STORED RECORDS start

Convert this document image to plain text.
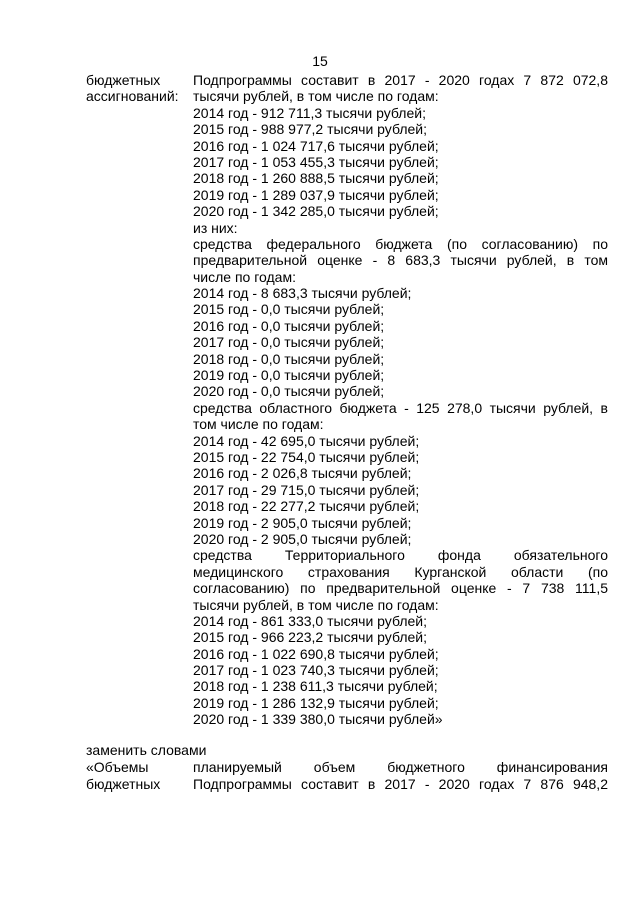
15
бюджетных
ассигнований:
Подпрограммы составит в 2017 - 2020 годах 7 872 072,8
тысячи рублей, в том числе по годам:
2014 год - 912 711,3 тысячи рублей;
2015 год - 988 977,2 тысячи рублей;
2016 год - 1 024 717,6 тысячи рублей;
2017 год - 1 053 455,3 тысячи рублей;
2018 год - 1 260 888,5 тысячи рублей;
2019 год - 1 289 037,9 тысячи рублей;
2020 год - 1 342 285,0 тысячи рублей;
из них:
средства федерального бюджета (по согласованию) по
предварительной оценке - 8 683,3 тысячи рублей, в том
числе по годам:
2014 год - 8 683,3 тысячи рублей;
2015 год - 0,0 тысячи рублей;
2016 год - 0,0 тысячи рублей;
2017 год - 0,0 тысячи рублей;
2018 год - 0,0 тысячи рублей;
2019 год - 0,0 тысячи рублей;
2020 год - 0,0 тысячи рублей;
средства областного бюджета - 125 278,0 тысячи рублей, в
том числе по годам:
2014 год - 42 695,0 тысячи рублей;
2015 год - 22 754,0 тысячи рублей;
2016 год - 2 026,8 тысячи рублей;
2017 год - 29 715,0 тысячи рублей;
2018 год - 22 277,2 тысячи рублей;
2019 год - 2 905,0 тысячи рублей;
2020 год - 2 905,0 тысячи рублей;
средства Территориального фонда обязательного
медицинского страхования Курганской области (по
согласованию) по предварительной оценке - 7 738 111,5
тысячи рублей, в том числе по годам:
2014 год - 861 333,0 тысячи рублей;
2015 год - 966 223,2 тысячи рублей;
2016 год - 1 022 690,8 тысячи рублей;
2017 год - 1 023 740,3 тысячи рублей;
2018 год - 1 238 611,3 тысячи рублей;
2019 год - 1 286 132,9 тысячи рублей;
2020 год - 1 339 380,0 тысячи рублей»
заменить словами
«Объемы	планируемый объем бюджетного финансирования
бюджетных	Подпрограммы составит в 2017 - 2020 годах 7 876 948,2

STORED RECORDS end

=== EXERCISE BRIEF ===
Pictures are excluded; repeat every record exactly.

=== WRITTEN RESPONSE ===
Convert this document image to plain text.
15
бюджетных
ассигнований:
Подпрограммы составит в 2017 - 2020 годах 7 872 072,8
тысячи рублей, в том числе по годам:
2014 год - 912 711,3 тысячи рублей;
2015 год - 988 977,2 тысячи рублей;
2016 год - 1 024 717,6 тысячи рублей;
2017 год - 1 053 455,3 тысячи рублей;
2018 год - 1 260 888,5 тысячи рублей;
2019 год - 1 289 037,9 тысячи рублей;
2020 год - 1 342 285,0 тысячи рублей;
из них:
средства федерального бюджета (по согласованию) по
предварительной оценке - 8 683,3 тысячи рублей, в том
числе по годам:
2014 год - 8 683,3 тысячи рублей;
2015 год - 0,0 тысячи рублей;
2016 год - 0,0 тысячи рублей;
2017 год - 0,0 тысячи рублей;
2018 год - 0,0 тысячи рублей;
2019 год - 0,0 тысячи рублей;
2020 год - 0,0 тысячи рублей;
средства областного бюджета - 125 278,0 тысячи рублей, в
том числе по годам:
2014 год - 42 695,0 тысячи рублей;
2015 год - 22 754,0 тысячи рублей;
2016 год - 2 026,8 тысячи рублей;
2017 год - 29 715,0 тысячи рублей;
2018 год - 22 277,2 тысячи рублей;
2019 год - 2 905,0 тысячи рублей;
2020 год - 2 905,0 тысячи рублей;
средства Территориального фонда обязательного
медицинского страхования Курганской области (по
согласованию) по предварительной оценке - 7 738 111,5
тысячи рублей, в том числе по годам:
2014 год - 861 333,0 тысячи рублей;
2015 год - 966 223,2 тысячи рублей;
2016 год - 1 022 690,8 тысячи рублей;
2017 год - 1 023 740,3 тысячи рублей;
2018 год - 1 238 611,3 тысячи рублей;
2019 год - 1 286 132,9 тысячи рублей;
2020 год - 1 339 380,0 тысячи рублей»
заменить словами
«Объемы	планируемый объем бюджетного финансирования
бюджетных	Подпрограммы составит в 2017 - 2020 годах 7 876 948,2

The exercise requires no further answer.